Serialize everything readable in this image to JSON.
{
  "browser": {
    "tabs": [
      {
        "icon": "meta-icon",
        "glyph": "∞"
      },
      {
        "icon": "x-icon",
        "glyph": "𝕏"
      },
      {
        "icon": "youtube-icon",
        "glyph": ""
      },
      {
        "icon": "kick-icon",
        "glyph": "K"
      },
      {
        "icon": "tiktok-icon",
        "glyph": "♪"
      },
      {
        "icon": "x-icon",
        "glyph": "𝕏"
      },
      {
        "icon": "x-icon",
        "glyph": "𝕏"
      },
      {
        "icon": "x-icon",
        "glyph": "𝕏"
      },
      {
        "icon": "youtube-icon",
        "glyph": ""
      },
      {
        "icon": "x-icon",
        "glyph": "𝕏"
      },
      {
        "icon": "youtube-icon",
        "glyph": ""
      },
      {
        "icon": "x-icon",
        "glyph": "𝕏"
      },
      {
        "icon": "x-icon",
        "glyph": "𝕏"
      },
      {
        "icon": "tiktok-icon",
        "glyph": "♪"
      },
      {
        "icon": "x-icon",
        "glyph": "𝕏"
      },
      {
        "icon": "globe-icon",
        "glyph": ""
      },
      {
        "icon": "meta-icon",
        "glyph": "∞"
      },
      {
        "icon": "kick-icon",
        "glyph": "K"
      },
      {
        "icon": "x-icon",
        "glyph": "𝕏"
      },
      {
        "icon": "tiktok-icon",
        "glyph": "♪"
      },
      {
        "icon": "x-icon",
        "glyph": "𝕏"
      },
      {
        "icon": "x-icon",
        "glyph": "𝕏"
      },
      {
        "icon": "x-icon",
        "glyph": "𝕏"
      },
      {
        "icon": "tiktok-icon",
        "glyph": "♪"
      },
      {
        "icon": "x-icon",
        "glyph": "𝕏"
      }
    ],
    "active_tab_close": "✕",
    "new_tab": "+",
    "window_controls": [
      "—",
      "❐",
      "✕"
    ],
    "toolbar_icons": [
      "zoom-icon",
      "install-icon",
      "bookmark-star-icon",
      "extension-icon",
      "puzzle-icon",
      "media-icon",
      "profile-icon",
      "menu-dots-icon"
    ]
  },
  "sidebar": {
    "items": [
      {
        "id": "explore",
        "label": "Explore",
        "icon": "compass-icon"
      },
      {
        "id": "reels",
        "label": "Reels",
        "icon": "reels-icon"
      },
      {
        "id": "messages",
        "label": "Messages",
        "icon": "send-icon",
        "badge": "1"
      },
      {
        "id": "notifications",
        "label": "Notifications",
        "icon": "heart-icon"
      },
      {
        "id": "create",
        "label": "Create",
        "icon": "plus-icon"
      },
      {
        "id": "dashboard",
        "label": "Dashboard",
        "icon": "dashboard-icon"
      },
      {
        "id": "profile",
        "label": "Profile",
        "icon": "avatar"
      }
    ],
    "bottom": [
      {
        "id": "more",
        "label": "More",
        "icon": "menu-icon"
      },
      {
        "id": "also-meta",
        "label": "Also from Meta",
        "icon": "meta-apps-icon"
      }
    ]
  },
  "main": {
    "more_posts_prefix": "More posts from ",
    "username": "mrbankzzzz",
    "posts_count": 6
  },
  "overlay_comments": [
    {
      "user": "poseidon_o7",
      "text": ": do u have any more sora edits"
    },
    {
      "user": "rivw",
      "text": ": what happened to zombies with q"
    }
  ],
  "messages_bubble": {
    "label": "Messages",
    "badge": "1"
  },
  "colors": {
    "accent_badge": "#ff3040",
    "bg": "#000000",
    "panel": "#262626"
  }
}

_EXERCISE OBJECTIVE:_ From the listing, copy every line where the string "text" appears.

_THE SOLUTION:_
      "text": ": do u have any more sora edits"
      "text": ": what happened to zombies with q"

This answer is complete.